» **PROVIDED DATA**
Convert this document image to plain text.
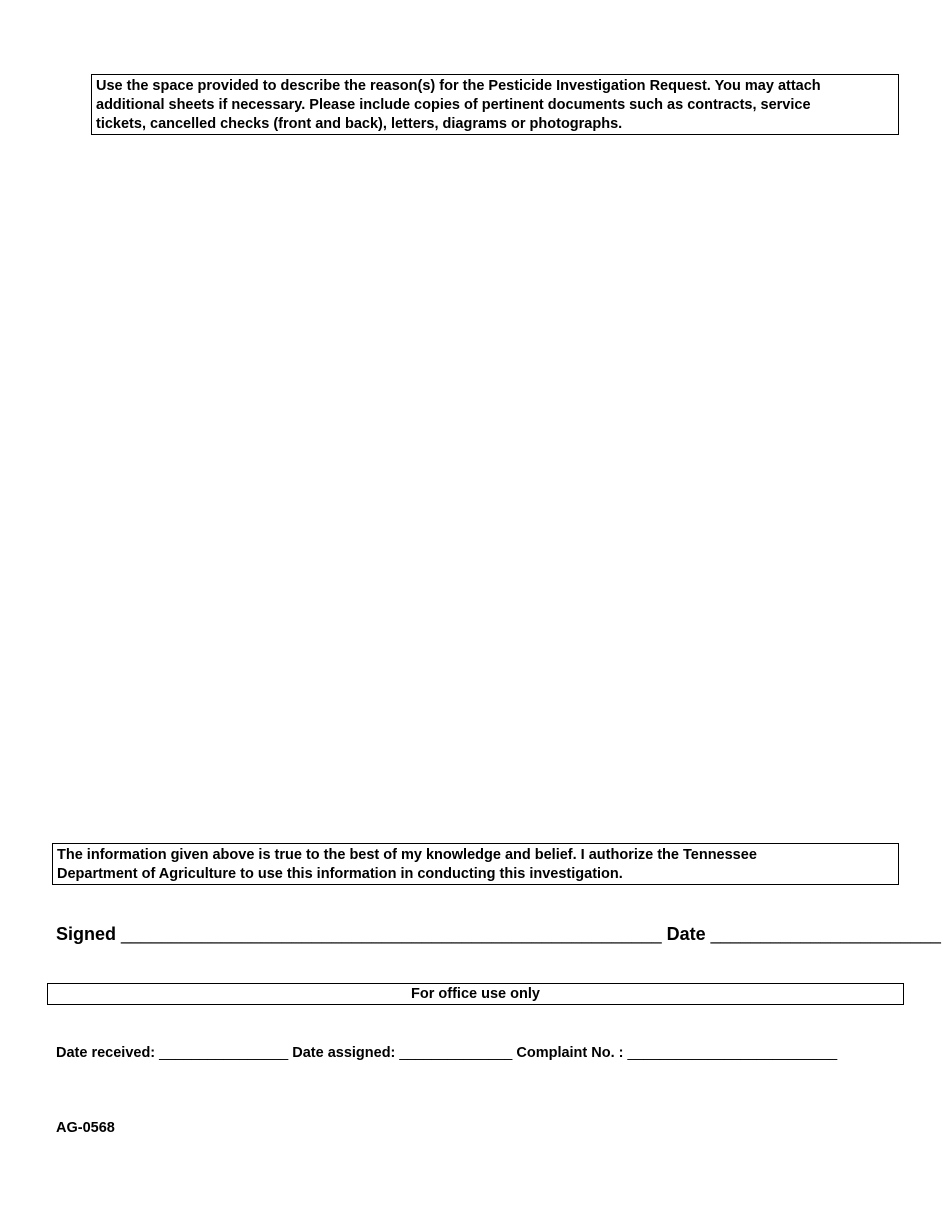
Use the space provided to describe the reason(s) for the Pesticide Investigation Request. You may attach
additional sheets if necessary. Please include copies of pertinent documents such as contracts, service
tickets, cancelled checks (front and back), letters, diagrams or photographs.
The information given above is true to the best of my knowledge and belief. I authorize the Tennessee
Department of Agriculture to use this information in conducting this investigation.
Signed ______________________________________________________ Date _______________________
For office use only
Date received: ________________ Date assigned: ______________ Complaint No. : __________________________
AG-0568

» **SET PROBLEM**
Can you retype every record above exactly, leaving out the pictures?

» **REPLY TO THE TASK**
Convert this document image to plain text.
Use the space provided to describe the reason(s) for the Pesticide Investigation Request. You may attach
additional sheets if necessary. Please include copies of pertinent documents such as contracts, service
tickets, cancelled checks (front and back), letters, diagrams or photographs.
The information given above is true to the best of my knowledge and belief. I authorize the Tennessee
Department of Agriculture to use this information in conducting this investigation.
Signed ______________________________________________________ Date _______________________
For office use only
Date received: ________________ Date assigned: ______________ Complaint No. : __________________________
AG-0568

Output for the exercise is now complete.